Your task:
List all lines of the data containing the word "name".

Recorded information:

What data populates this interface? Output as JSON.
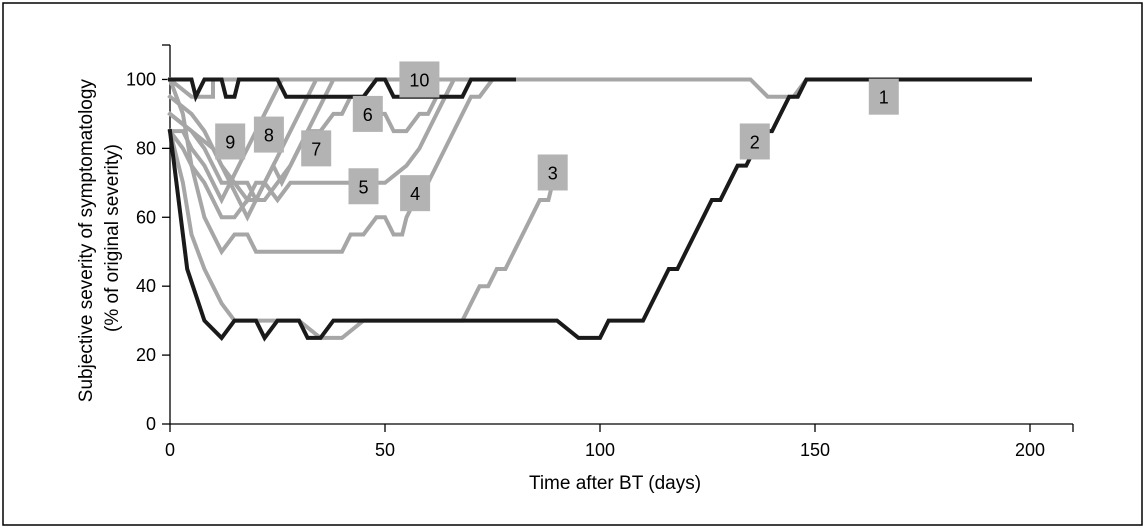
{
  "chart_data": {
    "type": "line",
    "xlabel": "Time after BT (days)",
    "ylabel_lines": [
      "Subjective severity of symptomatology",
      "(% of original severity)"
    ],
    "xlim": [
      0,
      210
    ],
    "ylim": [
      0,
      110
    ],
    "xticks": [
      0,
      50,
      100,
      150,
      200
    ],
    "yticks": [
      0,
      20,
      40,
      60,
      80,
      100
    ],
    "grid": false,
    "legend": "none",
    "colors": {
      "black": "#1a1a1a",
      "gray": "#a6a6a6",
      "label_box": "#b3b3b3"
    },
    "series": [
      {
        "name": "1",
        "color": "gray",
        "label_at": [
          166,
          95
        ],
        "points": [
          [
            0,
            100
          ],
          [
            5,
            95
          ],
          [
            10,
            95
          ],
          [
            10,
            100
          ],
          [
            130,
            100
          ],
          [
            132,
            100
          ],
          [
            135,
            100
          ],
          [
            139,
            95
          ],
          [
            142,
            95
          ],
          [
            145,
            95
          ],
          [
            148,
            100
          ],
          [
            160,
            100
          ],
          [
            164,
            100
          ],
          [
            166,
            95
          ],
          [
            167,
            100
          ],
          [
            200,
            100
          ]
        ]
      },
      {
        "name": "2",
        "color": "black",
        "label_at": [
          136,
          82
        ],
        "points": [
          [
            0,
            85
          ],
          [
            4,
            45
          ],
          [
            8,
            30
          ],
          [
            12,
            25
          ],
          [
            15,
            30
          ],
          [
            20,
            30
          ],
          [
            22,
            25
          ],
          [
            25,
            30
          ],
          [
            30,
            30
          ],
          [
            32,
            25
          ],
          [
            35,
            25
          ],
          [
            38,
            30
          ],
          [
            45,
            30
          ],
          [
            50,
            30
          ],
          [
            60,
            30
          ],
          [
            85,
            30
          ],
          [
            90,
            30
          ],
          [
            95,
            25
          ],
          [
            100,
            25
          ],
          [
            102,
            30
          ],
          [
            105,
            30
          ],
          [
            110,
            30
          ],
          [
            112,
            35
          ],
          [
            114,
            40
          ],
          [
            116,
            45
          ],
          [
            118,
            45
          ],
          [
            120,
            50
          ],
          [
            122,
            55
          ],
          [
            124,
            60
          ],
          [
            126,
            65
          ],
          [
            128,
            65
          ],
          [
            130,
            70
          ],
          [
            132,
            75
          ],
          [
            134,
            75
          ],
          [
            136,
            80
          ],
          [
            138,
            85
          ],
          [
            140,
            85
          ],
          [
            142,
            90
          ],
          [
            144,
            95
          ],
          [
            146,
            95
          ],
          [
            148,
            100
          ],
          [
            200,
            100
          ]
        ]
      },
      {
        "name": "3",
        "color": "gray",
        "label_at": [
          89,
          73
        ],
        "points": [
          [
            0,
            85
          ],
          [
            3,
            70
          ],
          [
            5,
            55
          ],
          [
            8,
            45
          ],
          [
            12,
            35
          ],
          [
            15,
            30
          ],
          [
            20,
            30
          ],
          [
            25,
            30
          ],
          [
            30,
            30
          ],
          [
            35,
            25
          ],
          [
            40,
            25
          ],
          [
            45,
            30
          ],
          [
            60,
            30
          ],
          [
            68,
            30
          ],
          [
            70,
            35
          ],
          [
            72,
            40
          ],
          [
            74,
            40
          ],
          [
            76,
            45
          ],
          [
            78,
            45
          ],
          [
            80,
            50
          ],
          [
            82,
            55
          ],
          [
            84,
            60
          ],
          [
            86,
            65
          ],
          [
            88,
            65
          ],
          [
            89,
            70
          ]
        ]
      },
      {
        "name": "4",
        "color": "gray",
        "label_at": [
          57,
          67
        ],
        "points": [
          [
            0,
            100
          ],
          [
            3,
            90
          ],
          [
            5,
            75
          ],
          [
            8,
            60
          ],
          [
            10,
            55
          ],
          [
            12,
            50
          ],
          [
            15,
            55
          ],
          [
            18,
            55
          ],
          [
            20,
            50
          ],
          [
            25,
            50
          ],
          [
            30,
            50
          ],
          [
            35,
            50
          ],
          [
            40,
            50
          ],
          [
            42,
            55
          ],
          [
            45,
            55
          ],
          [
            48,
            60
          ],
          [
            50,
            60
          ],
          [
            52,
            55
          ],
          [
            54,
            55
          ],
          [
            55,
            60
          ],
          [
            57,
            65
          ],
          [
            60,
            70
          ],
          [
            62,
            75
          ],
          [
            64,
            80
          ],
          [
            66,
            85
          ],
          [
            68,
            90
          ],
          [
            70,
            95
          ],
          [
            72,
            95
          ],
          [
            75,
            100
          ],
          [
            80,
            100
          ]
        ]
      },
      {
        "name": "5",
        "color": "gray",
        "label_at": [
          45,
          69
        ],
        "points": [
          [
            0,
            85
          ],
          [
            3,
            80
          ],
          [
            5,
            75
          ],
          [
            8,
            70
          ],
          [
            10,
            65
          ],
          [
            12,
            60
          ],
          [
            15,
            60
          ],
          [
            18,
            65
          ],
          [
            20,
            65
          ],
          [
            22,
            70
          ],
          [
            25,
            65
          ],
          [
            28,
            70
          ],
          [
            30,
            70
          ],
          [
            35,
            70
          ],
          [
            40,
            70
          ],
          [
            45,
            70
          ],
          [
            50,
            70
          ],
          [
            55,
            75
          ],
          [
            58,
            80
          ],
          [
            60,
            85
          ],
          [
            62,
            90
          ],
          [
            64,
            95
          ],
          [
            66,
            100
          ],
          [
            70,
            100
          ]
        ]
      },
      {
        "name": "6",
        "color": "gray",
        "label_at": [
          46,
          90
        ],
        "points": [
          [
            0,
            90
          ],
          [
            5,
            85
          ],
          [
            10,
            80
          ],
          [
            12,
            75
          ],
          [
            15,
            70
          ],
          [
            18,
            70
          ],
          [
            20,
            65
          ],
          [
            22,
            65
          ],
          [
            25,
            70
          ],
          [
            28,
            75
          ],
          [
            30,
            80
          ],
          [
            32,
            85
          ],
          [
            35,
            85
          ],
          [
            38,
            90
          ],
          [
            40,
            90
          ],
          [
            42,
            95
          ],
          [
            45,
            95
          ],
          [
            48,
            90
          ],
          [
            50,
            90
          ],
          [
            52,
            85
          ],
          [
            55,
            85
          ],
          [
            58,
            90
          ],
          [
            60,
            90
          ],
          [
            62,
            95
          ],
          [
            64,
            95
          ],
          [
            66,
            100
          ],
          [
            70,
            100
          ]
        ]
      },
      {
        "name": "7",
        "color": "gray",
        "label_at": [
          34,
          80
        ],
        "points": [
          [
            0,
            90
          ],
          [
            5,
            85
          ],
          [
            8,
            80
          ],
          [
            10,
            75
          ],
          [
            12,
            70
          ],
          [
            15,
            70
          ],
          [
            18,
            65
          ],
          [
            20,
            70
          ],
          [
            22,
            70
          ],
          [
            24,
            75
          ],
          [
            26,
            70
          ],
          [
            28,
            75
          ],
          [
            30,
            80
          ],
          [
            32,
            85
          ],
          [
            34,
            90
          ],
          [
            36,
            95
          ],
          [
            38,
            100
          ],
          [
            45,
            100
          ]
        ]
      },
      {
        "name": "8",
        "color": "gray",
        "label_at": [
          23,
          84
        ],
        "points": [
          [
            0,
            95
          ],
          [
            5,
            90
          ],
          [
            8,
            85
          ],
          [
            10,
            80
          ],
          [
            12,
            75
          ],
          [
            14,
            70
          ],
          [
            16,
            65
          ],
          [
            18,
            60
          ],
          [
            20,
            65
          ],
          [
            22,
            70
          ],
          [
            24,
            75
          ],
          [
            26,
            80
          ],
          [
            28,
            85
          ],
          [
            30,
            90
          ],
          [
            32,
            95
          ],
          [
            34,
            100
          ],
          [
            40,
            100
          ]
        ]
      },
      {
        "name": "9",
        "color": "gray",
        "label_at": [
          14,
          82
        ],
        "points": [
          [
            0,
            85
          ],
          [
            3,
            85
          ],
          [
            5,
            80
          ],
          [
            8,
            75
          ],
          [
            10,
            70
          ],
          [
            12,
            65
          ],
          [
            14,
            70
          ],
          [
            16,
            75
          ],
          [
            18,
            80
          ],
          [
            20,
            85
          ],
          [
            22,
            90
          ],
          [
            24,
            95
          ],
          [
            26,
            100
          ],
          [
            30,
            100
          ]
        ]
      },
      {
        "name": "10",
        "color": "black",
        "label_at": [
          58,
          100
        ],
        "points": [
          [
            0,
            100
          ],
          [
            5,
            100
          ],
          [
            6,
            95
          ],
          [
            8,
            100
          ],
          [
            12,
            100
          ],
          [
            13,
            95
          ],
          [
            15,
            95
          ],
          [
            16,
            100
          ],
          [
            25,
            100
          ],
          [
            27,
            95
          ],
          [
            30,
            95
          ],
          [
            35,
            95
          ],
          [
            40,
            95
          ],
          [
            45,
            95
          ],
          [
            48,
            100
          ],
          [
            50,
            100
          ],
          [
            52,
            95
          ],
          [
            55,
            95
          ],
          [
            65,
            95
          ],
          [
            68,
            95
          ],
          [
            70,
            100
          ],
          [
            80,
            100
          ]
        ]
      }
    ]
  }
}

Exercise output:
        "name": "1",
        "name": "2",
        "name": "3",
        "name": "4",
        "name": "5",
        "name": "6",
        "name": "7",
        "name": "8",
        "name": "9",
        "name": "10",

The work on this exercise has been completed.